## [Objective]
Search the data for the word "Подписи". Reproduce every line where it is found.

———

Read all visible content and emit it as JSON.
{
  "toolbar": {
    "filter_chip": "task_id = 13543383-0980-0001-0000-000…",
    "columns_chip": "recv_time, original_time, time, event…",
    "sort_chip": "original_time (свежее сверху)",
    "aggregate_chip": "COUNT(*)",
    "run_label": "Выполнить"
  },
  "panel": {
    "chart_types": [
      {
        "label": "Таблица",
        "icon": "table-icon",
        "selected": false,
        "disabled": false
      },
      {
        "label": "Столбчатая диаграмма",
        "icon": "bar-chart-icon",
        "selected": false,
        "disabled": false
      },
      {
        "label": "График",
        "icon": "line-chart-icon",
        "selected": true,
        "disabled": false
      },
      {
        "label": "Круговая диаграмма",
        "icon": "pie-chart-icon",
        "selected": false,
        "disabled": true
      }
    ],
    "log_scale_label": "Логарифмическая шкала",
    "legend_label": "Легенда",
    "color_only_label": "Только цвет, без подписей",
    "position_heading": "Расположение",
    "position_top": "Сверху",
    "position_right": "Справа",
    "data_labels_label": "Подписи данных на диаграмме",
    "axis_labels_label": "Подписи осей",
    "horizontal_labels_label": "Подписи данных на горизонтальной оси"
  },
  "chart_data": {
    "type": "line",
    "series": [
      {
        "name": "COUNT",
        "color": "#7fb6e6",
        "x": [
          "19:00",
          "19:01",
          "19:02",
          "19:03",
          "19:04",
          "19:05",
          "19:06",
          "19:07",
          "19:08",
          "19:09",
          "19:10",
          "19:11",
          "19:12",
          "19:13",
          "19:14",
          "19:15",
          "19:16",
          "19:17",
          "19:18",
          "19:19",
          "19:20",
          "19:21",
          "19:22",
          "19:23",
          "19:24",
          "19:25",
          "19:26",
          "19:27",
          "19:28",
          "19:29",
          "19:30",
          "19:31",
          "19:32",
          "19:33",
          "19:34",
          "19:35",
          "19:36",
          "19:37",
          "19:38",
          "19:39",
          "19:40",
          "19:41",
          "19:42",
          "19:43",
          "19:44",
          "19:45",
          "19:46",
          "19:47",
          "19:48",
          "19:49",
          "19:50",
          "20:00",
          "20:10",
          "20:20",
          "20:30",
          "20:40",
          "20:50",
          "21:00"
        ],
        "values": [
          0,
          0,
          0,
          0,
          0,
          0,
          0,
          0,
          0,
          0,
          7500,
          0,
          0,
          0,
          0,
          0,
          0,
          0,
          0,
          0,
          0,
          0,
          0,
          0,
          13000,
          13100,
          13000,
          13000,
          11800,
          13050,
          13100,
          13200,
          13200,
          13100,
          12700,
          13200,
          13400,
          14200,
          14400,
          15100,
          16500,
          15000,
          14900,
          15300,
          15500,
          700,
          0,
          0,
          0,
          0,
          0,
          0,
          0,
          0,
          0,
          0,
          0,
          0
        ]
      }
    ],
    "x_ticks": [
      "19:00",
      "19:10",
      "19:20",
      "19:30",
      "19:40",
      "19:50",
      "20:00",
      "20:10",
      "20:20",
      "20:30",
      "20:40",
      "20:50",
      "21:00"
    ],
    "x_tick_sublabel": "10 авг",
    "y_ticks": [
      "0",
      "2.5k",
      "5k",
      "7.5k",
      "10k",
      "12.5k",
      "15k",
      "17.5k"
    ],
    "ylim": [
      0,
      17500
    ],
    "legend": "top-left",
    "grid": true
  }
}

———

## [Response to the task]
    "data_labels_label": "Подписи данных на диаграмме",
    "axis_labels_label": "Подписи осей",
    "horizontal_labels_label": "Подписи данных на горизонтальной оси"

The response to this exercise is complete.